Written task - Your task is to copy every line of the records below that contains "проводится".

-- START Data supplied --

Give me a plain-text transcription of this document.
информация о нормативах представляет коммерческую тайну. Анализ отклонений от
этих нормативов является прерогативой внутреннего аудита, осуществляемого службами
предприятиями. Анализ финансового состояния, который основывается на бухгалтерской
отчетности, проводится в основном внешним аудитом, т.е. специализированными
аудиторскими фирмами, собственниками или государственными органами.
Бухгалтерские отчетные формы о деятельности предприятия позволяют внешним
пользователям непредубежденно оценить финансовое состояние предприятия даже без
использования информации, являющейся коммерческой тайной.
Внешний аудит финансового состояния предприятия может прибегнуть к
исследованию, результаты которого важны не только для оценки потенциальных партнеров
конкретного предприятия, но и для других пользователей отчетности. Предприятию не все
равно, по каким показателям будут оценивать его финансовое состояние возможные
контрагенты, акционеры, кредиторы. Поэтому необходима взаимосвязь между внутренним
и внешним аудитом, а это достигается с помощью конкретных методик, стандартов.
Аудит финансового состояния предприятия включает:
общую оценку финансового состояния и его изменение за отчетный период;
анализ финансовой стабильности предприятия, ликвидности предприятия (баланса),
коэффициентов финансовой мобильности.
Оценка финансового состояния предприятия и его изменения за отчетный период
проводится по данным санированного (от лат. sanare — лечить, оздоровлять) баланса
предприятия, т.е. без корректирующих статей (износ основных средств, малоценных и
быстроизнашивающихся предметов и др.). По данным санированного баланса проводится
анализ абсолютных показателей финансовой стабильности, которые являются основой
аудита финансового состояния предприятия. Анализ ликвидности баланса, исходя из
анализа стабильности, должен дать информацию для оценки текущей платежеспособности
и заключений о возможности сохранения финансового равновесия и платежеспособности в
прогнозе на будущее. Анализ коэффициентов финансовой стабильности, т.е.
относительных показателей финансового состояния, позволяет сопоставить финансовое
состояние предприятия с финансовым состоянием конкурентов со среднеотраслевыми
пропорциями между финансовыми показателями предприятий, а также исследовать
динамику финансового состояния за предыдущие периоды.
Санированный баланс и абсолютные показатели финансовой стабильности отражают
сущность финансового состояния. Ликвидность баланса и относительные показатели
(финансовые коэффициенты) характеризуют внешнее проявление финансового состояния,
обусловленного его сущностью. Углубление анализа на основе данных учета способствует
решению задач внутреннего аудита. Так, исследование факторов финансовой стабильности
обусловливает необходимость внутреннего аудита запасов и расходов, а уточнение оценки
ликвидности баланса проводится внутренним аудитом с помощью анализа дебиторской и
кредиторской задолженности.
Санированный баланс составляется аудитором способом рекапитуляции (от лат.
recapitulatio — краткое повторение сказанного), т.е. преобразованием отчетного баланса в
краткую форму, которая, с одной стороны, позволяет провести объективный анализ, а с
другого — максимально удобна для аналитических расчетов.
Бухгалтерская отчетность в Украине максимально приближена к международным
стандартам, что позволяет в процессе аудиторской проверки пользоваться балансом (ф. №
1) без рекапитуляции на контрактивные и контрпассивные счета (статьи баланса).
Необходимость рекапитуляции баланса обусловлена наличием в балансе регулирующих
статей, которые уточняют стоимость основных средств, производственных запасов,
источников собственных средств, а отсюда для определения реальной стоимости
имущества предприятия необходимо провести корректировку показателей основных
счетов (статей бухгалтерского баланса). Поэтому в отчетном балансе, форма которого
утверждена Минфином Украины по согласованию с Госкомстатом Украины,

-- END Data supplied --

Result -
отчетности, проводится в основном внешним аудитом, т.е. специализированными
проводится по данным санированного (от лат. sanare — лечить, оздоровлять) баланса
быстроизнашивающихся предметов и др.). По данным санированного баланса проводится
ликвидности баланса проводится внутренним аудитом с помощью анализа дебиторской и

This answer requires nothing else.